> **WHAT YOU SHOULD DO**
Copy every line of the data below character for character, with no changes.

> **EXERCISE INPUTS**
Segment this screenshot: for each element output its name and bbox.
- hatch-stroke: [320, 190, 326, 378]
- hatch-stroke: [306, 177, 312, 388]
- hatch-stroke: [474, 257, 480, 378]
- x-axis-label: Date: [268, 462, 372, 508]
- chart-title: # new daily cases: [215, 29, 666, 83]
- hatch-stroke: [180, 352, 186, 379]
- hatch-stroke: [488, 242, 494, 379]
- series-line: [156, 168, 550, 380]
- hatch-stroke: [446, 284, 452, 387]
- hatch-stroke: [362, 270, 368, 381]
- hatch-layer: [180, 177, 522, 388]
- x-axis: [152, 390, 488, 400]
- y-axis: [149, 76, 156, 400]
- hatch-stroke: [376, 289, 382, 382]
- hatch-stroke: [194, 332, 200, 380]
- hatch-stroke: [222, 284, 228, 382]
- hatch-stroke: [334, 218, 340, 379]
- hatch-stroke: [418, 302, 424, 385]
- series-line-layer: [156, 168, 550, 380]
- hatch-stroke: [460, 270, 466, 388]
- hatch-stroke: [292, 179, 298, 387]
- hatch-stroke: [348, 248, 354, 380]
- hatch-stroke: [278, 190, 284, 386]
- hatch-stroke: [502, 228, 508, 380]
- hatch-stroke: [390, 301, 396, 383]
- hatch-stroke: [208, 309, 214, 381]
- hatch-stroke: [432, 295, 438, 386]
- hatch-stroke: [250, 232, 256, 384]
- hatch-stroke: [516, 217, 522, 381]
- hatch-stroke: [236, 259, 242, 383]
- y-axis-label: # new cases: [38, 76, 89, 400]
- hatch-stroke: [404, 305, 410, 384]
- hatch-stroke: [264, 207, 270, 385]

> **REPLY TO THE TASK**
Segment this screenshot: for each element output its name and bbox.
- hatch-stroke: [320, 190, 326, 378]
- hatch-stroke: [306, 177, 312, 388]
- hatch-stroke: [474, 257, 480, 378]
- x-axis-label: Date: [268, 462, 372, 508]
- chart-title: # new daily cases: [215, 29, 666, 83]
- hatch-stroke: [180, 352, 186, 379]
- hatch-stroke: [488, 242, 494, 379]
- series-line: [156, 168, 550, 380]
- hatch-stroke: [446, 284, 452, 387]
- hatch-stroke: [362, 270, 368, 381]
- hatch-layer: [180, 177, 522, 388]
- x-axis: [152, 390, 488, 400]
- y-axis: [149, 76, 156, 400]
- hatch-stroke: [376, 289, 382, 382]
- hatch-stroke: [194, 332, 200, 380]
- hatch-stroke: [222, 284, 228, 382]
- hatch-stroke: [334, 218, 340, 379]
- hatch-stroke: [418, 302, 424, 385]
- series-line-layer: [156, 168, 550, 380]
- hatch-stroke: [460, 270, 466, 388]
- hatch-stroke: [292, 179, 298, 387]
- hatch-stroke: [348, 248, 354, 380]
- hatch-stroke: [278, 190, 284, 386]
- hatch-stroke: [502, 228, 508, 380]
- hatch-stroke: [390, 301, 396, 383]
- hatch-stroke: [208, 309, 214, 381]
- hatch-stroke: [432, 295, 438, 386]
- hatch-stroke: [250, 232, 256, 384]
- hatch-stroke: [516, 217, 522, 381]
- hatch-stroke: [236, 259, 242, 383]
- y-axis-label: # new cases: [38, 76, 89, 400]
- hatch-stroke: [404, 305, 410, 384]
- hatch-stroke: [264, 207, 270, 385]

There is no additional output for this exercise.